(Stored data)

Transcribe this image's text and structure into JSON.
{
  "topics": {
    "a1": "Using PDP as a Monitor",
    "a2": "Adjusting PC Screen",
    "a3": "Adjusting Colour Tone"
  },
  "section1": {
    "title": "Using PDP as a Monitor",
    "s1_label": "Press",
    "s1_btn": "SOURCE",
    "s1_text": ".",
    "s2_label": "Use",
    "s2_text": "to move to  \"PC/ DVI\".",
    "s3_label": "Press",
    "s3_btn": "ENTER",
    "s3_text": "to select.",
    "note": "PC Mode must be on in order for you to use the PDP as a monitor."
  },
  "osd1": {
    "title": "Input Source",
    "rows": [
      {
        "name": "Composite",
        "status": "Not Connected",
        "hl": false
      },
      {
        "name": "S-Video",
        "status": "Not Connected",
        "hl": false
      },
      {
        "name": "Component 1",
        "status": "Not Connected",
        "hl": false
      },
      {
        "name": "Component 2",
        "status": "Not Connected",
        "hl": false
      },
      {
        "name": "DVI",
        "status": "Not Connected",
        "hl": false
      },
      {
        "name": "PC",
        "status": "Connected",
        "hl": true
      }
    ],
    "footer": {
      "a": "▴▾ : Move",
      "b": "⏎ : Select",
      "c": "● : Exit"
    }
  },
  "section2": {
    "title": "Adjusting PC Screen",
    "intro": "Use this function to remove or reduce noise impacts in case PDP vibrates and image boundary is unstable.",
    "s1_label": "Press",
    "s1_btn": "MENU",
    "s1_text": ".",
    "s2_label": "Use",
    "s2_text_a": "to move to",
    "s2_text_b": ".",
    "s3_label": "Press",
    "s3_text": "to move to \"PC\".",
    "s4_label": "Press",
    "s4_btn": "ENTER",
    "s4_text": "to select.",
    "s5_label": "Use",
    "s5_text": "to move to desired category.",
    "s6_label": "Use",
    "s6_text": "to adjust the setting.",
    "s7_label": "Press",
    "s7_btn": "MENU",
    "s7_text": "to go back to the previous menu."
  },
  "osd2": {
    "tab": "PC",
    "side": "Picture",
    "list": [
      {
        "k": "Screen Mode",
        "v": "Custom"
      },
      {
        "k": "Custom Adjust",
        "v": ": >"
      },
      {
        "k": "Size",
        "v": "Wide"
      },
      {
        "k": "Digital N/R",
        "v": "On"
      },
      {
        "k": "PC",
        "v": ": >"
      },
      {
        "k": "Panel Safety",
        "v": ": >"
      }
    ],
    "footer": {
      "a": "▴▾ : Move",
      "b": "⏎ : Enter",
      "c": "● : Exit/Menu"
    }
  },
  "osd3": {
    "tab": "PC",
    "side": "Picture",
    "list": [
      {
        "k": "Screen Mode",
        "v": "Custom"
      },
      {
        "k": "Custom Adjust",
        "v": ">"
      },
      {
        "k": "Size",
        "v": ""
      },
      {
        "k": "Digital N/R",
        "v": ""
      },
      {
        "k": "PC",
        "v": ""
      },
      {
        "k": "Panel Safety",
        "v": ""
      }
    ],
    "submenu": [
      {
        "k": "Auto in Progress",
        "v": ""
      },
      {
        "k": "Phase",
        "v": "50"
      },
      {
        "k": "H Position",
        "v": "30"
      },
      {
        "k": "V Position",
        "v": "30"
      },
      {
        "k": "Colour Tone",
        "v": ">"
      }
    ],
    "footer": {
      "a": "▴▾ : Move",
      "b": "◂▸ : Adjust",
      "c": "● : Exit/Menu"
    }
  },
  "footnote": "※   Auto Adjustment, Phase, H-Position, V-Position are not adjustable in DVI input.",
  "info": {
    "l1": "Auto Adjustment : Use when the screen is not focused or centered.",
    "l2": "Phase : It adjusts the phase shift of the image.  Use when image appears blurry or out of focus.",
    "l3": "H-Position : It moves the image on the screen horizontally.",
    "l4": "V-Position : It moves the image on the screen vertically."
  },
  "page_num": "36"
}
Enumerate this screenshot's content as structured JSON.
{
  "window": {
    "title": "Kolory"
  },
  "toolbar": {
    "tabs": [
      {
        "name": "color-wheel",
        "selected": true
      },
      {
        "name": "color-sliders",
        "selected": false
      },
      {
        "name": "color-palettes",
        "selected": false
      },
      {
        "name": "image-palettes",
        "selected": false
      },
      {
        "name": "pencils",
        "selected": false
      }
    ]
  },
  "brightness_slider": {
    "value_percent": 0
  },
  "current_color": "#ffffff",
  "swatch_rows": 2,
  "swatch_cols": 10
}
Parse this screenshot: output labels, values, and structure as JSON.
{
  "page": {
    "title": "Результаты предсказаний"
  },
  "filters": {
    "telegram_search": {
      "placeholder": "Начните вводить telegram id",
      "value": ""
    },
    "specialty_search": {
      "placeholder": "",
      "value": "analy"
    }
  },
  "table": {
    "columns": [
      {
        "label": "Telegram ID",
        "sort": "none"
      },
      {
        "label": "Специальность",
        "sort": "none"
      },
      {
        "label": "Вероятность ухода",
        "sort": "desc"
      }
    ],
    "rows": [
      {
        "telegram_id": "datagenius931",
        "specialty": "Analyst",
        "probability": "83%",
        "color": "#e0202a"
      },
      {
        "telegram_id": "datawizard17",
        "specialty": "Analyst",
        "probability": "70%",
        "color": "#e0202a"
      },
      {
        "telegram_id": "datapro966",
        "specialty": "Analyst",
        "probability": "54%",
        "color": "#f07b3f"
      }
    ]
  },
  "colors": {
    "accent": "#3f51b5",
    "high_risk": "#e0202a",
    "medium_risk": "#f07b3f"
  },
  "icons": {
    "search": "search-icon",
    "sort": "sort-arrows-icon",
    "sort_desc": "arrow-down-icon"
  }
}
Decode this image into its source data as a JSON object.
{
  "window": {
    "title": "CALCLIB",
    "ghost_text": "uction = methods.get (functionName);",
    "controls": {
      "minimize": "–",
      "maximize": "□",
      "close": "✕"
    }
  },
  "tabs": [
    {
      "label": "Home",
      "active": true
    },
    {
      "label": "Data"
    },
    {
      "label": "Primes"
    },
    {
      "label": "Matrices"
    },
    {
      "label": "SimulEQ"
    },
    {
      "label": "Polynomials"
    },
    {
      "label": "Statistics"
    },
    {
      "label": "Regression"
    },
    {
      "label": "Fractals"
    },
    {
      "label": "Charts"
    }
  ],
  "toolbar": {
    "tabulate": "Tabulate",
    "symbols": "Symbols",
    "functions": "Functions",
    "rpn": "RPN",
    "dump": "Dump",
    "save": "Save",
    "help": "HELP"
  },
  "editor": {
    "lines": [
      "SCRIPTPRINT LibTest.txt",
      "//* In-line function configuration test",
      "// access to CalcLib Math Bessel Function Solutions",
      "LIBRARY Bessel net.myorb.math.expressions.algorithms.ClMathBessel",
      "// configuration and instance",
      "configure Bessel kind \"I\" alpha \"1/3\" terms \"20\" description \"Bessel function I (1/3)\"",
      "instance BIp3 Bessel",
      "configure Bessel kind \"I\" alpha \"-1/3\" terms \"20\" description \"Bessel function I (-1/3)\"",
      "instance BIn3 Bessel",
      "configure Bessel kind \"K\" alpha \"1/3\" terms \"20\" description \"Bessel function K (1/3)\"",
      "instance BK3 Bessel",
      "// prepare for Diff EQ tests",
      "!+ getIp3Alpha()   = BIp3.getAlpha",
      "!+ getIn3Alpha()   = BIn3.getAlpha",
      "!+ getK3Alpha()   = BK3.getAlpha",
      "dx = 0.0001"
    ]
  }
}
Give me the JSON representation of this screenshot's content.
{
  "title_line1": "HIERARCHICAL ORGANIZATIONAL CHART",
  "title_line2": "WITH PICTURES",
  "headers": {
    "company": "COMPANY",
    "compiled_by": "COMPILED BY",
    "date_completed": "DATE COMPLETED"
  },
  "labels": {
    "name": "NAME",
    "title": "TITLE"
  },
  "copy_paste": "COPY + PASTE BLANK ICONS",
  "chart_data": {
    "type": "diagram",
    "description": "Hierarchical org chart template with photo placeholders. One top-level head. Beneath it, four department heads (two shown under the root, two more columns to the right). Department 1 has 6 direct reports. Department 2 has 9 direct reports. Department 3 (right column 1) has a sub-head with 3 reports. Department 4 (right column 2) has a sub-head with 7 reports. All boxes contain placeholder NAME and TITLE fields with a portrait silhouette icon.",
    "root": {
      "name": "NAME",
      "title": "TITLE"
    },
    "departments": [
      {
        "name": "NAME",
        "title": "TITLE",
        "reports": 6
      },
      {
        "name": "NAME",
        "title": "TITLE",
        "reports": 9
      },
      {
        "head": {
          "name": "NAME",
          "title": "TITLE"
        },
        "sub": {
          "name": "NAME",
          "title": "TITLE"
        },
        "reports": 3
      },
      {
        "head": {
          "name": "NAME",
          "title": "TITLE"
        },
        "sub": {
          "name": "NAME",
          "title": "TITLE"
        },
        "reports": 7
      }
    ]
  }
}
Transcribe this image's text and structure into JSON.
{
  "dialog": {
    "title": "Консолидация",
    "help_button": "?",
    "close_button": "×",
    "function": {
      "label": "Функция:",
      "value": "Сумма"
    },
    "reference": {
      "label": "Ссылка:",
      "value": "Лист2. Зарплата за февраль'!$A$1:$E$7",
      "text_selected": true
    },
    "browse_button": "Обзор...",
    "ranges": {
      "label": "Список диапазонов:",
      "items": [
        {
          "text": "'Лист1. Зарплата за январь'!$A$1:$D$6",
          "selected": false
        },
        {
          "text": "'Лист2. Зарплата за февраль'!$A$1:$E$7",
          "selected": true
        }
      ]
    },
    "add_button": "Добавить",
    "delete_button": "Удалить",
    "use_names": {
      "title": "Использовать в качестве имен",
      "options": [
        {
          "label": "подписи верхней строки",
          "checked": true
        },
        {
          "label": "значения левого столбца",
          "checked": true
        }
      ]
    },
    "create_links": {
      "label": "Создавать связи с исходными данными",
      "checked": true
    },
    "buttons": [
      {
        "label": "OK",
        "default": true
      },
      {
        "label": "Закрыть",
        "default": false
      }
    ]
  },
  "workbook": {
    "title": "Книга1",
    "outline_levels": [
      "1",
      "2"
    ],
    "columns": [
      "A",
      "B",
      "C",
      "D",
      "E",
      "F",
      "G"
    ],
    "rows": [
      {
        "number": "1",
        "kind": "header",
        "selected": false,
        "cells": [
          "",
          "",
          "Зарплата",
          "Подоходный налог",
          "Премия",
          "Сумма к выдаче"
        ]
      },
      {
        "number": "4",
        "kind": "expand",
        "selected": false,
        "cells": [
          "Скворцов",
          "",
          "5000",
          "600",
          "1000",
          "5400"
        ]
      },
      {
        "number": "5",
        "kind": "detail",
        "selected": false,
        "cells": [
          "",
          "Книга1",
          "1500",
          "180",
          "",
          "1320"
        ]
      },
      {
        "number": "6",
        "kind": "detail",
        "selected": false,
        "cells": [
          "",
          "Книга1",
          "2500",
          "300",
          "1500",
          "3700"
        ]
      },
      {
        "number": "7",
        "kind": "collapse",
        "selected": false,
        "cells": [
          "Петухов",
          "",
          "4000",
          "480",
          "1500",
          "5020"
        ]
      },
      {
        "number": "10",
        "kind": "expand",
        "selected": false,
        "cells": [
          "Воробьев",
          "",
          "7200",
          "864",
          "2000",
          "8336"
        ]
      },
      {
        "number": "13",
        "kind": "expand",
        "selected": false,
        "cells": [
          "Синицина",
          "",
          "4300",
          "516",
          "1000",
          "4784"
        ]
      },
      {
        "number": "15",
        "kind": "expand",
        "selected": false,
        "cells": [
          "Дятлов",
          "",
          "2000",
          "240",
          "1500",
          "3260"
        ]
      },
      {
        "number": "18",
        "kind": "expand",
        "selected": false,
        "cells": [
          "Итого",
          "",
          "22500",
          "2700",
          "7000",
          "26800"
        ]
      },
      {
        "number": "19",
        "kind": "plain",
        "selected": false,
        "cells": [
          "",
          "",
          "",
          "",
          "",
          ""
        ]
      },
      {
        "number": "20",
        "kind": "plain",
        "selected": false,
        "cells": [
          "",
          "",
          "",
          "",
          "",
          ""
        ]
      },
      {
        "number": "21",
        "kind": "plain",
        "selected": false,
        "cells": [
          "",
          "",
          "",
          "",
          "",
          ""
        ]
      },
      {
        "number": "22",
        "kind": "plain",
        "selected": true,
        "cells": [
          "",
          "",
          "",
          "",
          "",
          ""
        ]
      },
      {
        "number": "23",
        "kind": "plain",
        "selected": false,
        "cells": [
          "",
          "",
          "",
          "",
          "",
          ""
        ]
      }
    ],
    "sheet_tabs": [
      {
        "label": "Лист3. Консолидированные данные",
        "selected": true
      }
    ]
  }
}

→ **What you will do**
Search the listing above for the string "Bessel". Copy every line that contains it.

→ **Task result**
      "// access to CalcLib Math Bessel Function Solutions",
      "LIBRARY Bessel net.myorb.math.expressions.algorithms.ClMathBessel",
      "configure Bessel kind \"I\" alpha \"1/3\" terms \"20\" description \"Bessel function I (1/3)\"",
      "instance BIp3 Bessel",
      "configure Bessel kind \"I\" alpha \"-1/3\" terms \"20\" description \"Bessel function I (-1/3)\"",
      "instance BIn3 Bessel",
      "configure Bessel kind \"K\" alpha \"1/3\" terms \"20\" description \"Bessel function K (1/3)\"",
      "instance BK3 Bessel",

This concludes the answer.